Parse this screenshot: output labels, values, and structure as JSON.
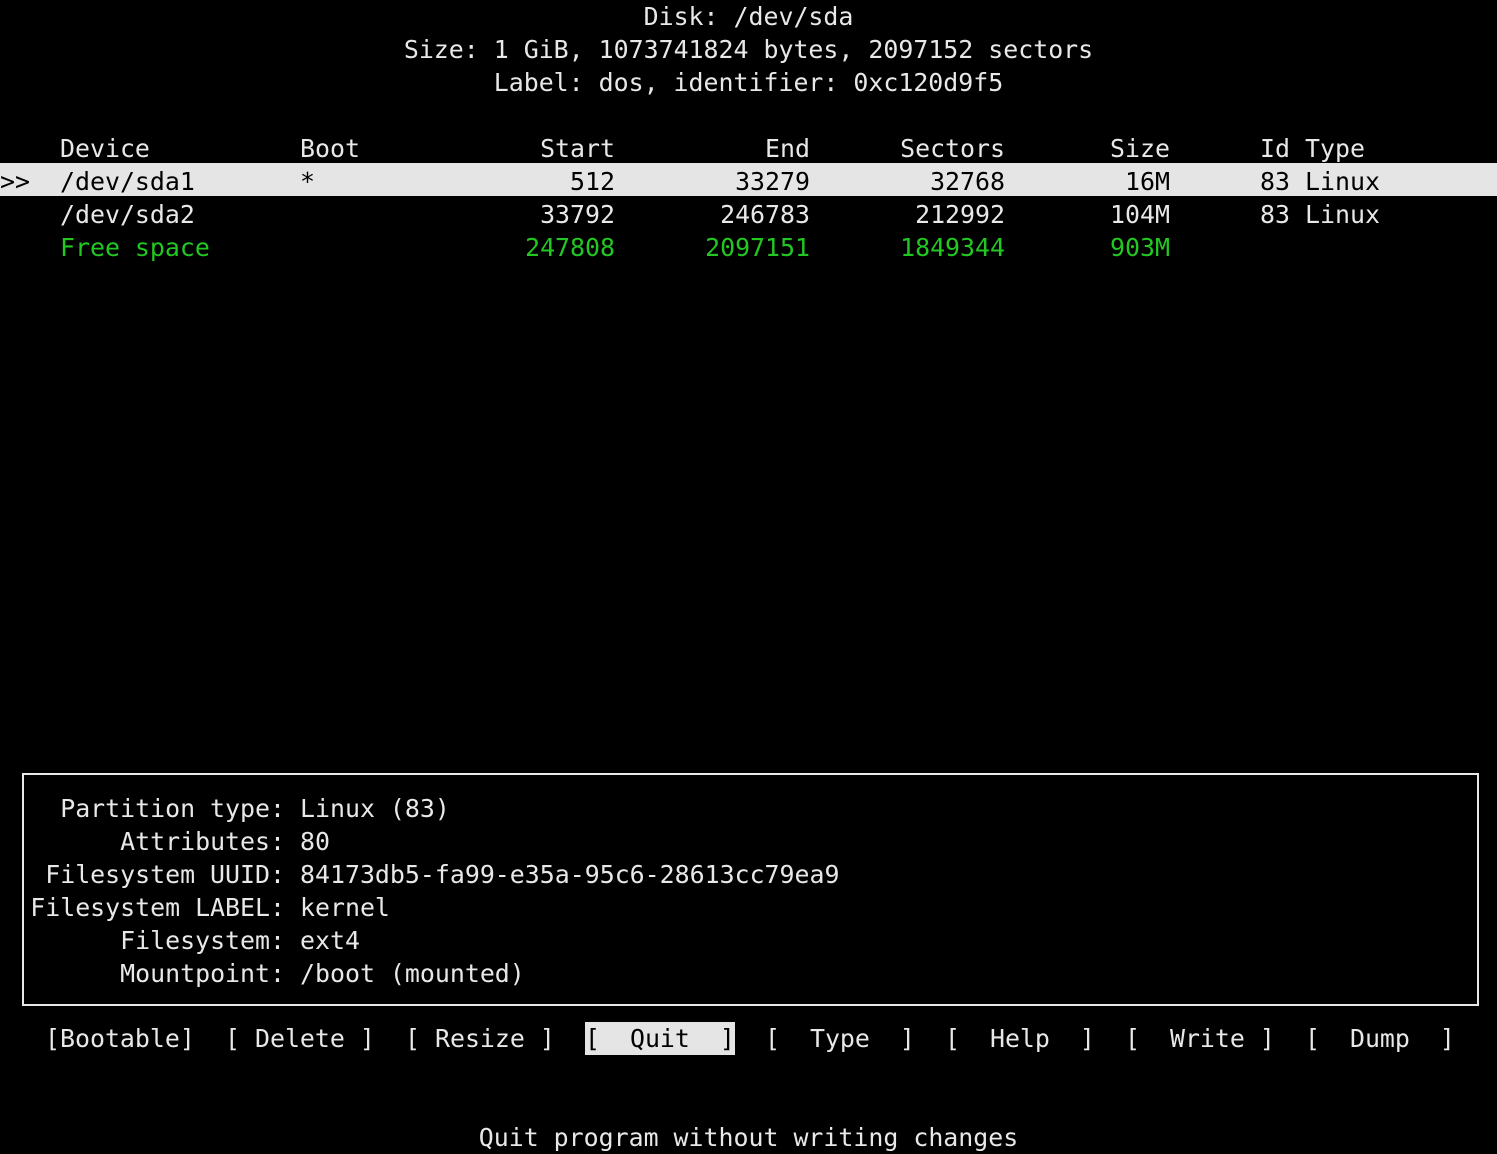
{
  "disk": {
    "title": "Disk: /dev/sda",
    "size": "Size: 1 GiB, 1073741824 bytes, 2097152 sectors",
    "label": "Label: dos, identifier: 0xc120d9f5"
  },
  "table": {
    "headers": {
      "device": "Device",
      "boot": "Boot",
      "start": "Start",
      "end": "End",
      "sectors": "Sectors",
      "size": "Size",
      "id": "Id",
      "type": "Type"
    },
    "cursor": ">>",
    "rows": [
      {
        "device": "/dev/sda1",
        "boot": "*",
        "start": "512",
        "end": "33279",
        "sectors": "32768",
        "size": "16M",
        "id": "83",
        "type": "Linux",
        "selected": true
      },
      {
        "device": "/dev/sda2",
        "boot": "",
        "start": "33792",
        "end": "246783",
        "sectors": "212992",
        "size": "104M",
        "id": "83",
        "type": "Linux"
      },
      {
        "device": "Free space",
        "boot": "",
        "start": "247808",
        "end": "2097151",
        "sectors": "1849344",
        "size": "903M",
        "id": "",
        "type": "",
        "color": "#22c722"
      }
    ]
  },
  "details": [
    {
      "label": "Partition type:",
      "value": "Linux (83)"
    },
    {
      "label": "Attributes:",
      "value": "80"
    },
    {
      "label": "Filesystem UUID:",
      "value": "84173db5-fa99-e35a-95c6-28613cc79ea9"
    },
    {
      "label": "Filesystem LABEL:",
      "value": "kernel"
    },
    {
      "label": "Filesystem:",
      "value": "ext4"
    },
    {
      "label": "Mountpoint:",
      "value": "/boot (mounted)"
    }
  ],
  "menu": [
    {
      "label": "[Bootable]"
    },
    {
      "label": "[ Delete ]"
    },
    {
      "label": "[ Resize ]"
    },
    {
      "label": "[  Quit  ]",
      "active": true
    },
    {
      "label": "[  Type  ]"
    },
    {
      "label": "[  Help  ]"
    },
    {
      "label": "[  Write ]"
    },
    {
      "label": "[  Dump  ]"
    }
  ],
  "status": "Quit program without writing changes",
  "colors": {
    "background": "#000000",
    "text": "#e8e8e8",
    "highlight": "#e5e5e5",
    "free_space": "#22c722"
  }
}
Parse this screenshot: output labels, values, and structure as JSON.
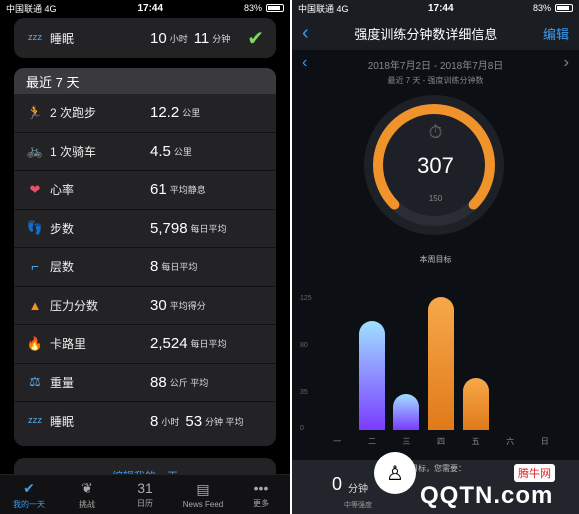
{
  "status": {
    "carrier": "中国联通",
    "network": "4G",
    "time": "17:44",
    "battery": "83%"
  },
  "left": {
    "top_sleep": {
      "label": "睡眠",
      "hours": "10",
      "hours_unit": "小时",
      "minutes": "11",
      "minutes_unit": "分钟"
    },
    "section_title": "最近 7 天",
    "rows": [
      {
        "icon": "running-icon",
        "glyph": "🏃",
        "label": "2 次跑步",
        "value": "12.2",
        "unit": "公里"
      },
      {
        "icon": "bike-icon",
        "glyph": "🚲",
        "label": "1 次骑车",
        "value": "4.5",
        "unit": "公里"
      },
      {
        "icon": "heart-icon",
        "glyph": "❤",
        "label": "心率",
        "value": "61",
        "unit": "平均静息"
      },
      {
        "icon": "steps-icon",
        "glyph": "👣",
        "label": "步数",
        "value": "5,798",
        "unit": "每日平均"
      },
      {
        "icon": "stairs-icon",
        "glyph": "⌐",
        "label": "层数",
        "value": "8",
        "unit": "每日平均"
      },
      {
        "icon": "stress-icon",
        "glyph": "▲",
        "label": "压力分数",
        "value": "30",
        "unit": "平均得分"
      },
      {
        "icon": "flame-icon",
        "glyph": "🔥",
        "label": "卡路里",
        "value": "2,524",
        "unit": "每日平均"
      },
      {
        "icon": "scale-icon",
        "glyph": "⚖",
        "label": "重量",
        "value": "88",
        "unit": "公斤 平均"
      },
      {
        "icon": "sleep-icon",
        "glyph": "ᶻᶻᶻ",
        "label": "睡眠",
        "value": "8",
        "unit": "小时",
        "value2": "53",
        "unit2": "分钟 平均"
      }
    ],
    "bottom_partial": "编辑我的一天",
    "tabs": [
      {
        "label": "我的一天",
        "icon": "check-icon",
        "glyph": "✔",
        "active": true
      },
      {
        "label": "挑战",
        "icon": "laurel-icon",
        "glyph": "❦",
        "active": false
      },
      {
        "label": "日历",
        "icon": "calendar-icon",
        "glyph": "31",
        "active": false
      },
      {
        "label": "News Feed",
        "icon": "news-icon",
        "glyph": "▤",
        "active": false
      },
      {
        "label": "更多",
        "icon": "more-icon",
        "glyph": "•••",
        "active": false
      }
    ]
  },
  "right": {
    "nav_title": "强度训练分钟数详细信息",
    "edit": "编辑",
    "date_range": "2018年7月2日 - 2018年7月8日",
    "subtitle": "最近 7 天 - 强度训练分钟数",
    "gauge_value": "307",
    "gauge_goal": "150",
    "gauge_caption": "本周目标",
    "bottom_text1": "0",
    "bottom_unit": "分钟",
    "bottom_label": "中等强度",
    "bottom_hint": "目标，您需要：",
    "watermark": "腾牛网",
    "watermark_url": "QQTN.com",
    "colors": {
      "accent": "#f0932b",
      "blue": "#3b9cf0"
    }
  },
  "chart_data": {
    "type": "bar",
    "categories": [
      "一",
      "二",
      "三",
      "四",
      "五",
      "六",
      "日"
    ],
    "values": [
      0,
      105,
      35,
      128,
      50,
      0,
      0
    ],
    "yticks": [
      "0",
      "35",
      "80",
      "125"
    ],
    "ylim": [
      0,
      125
    ]
  }
}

__________________________________________________

Take every line that includes the string "true" and copy it.

[EXERCISE ANSWER]:
        "selected": true
      "active": true
        "active": true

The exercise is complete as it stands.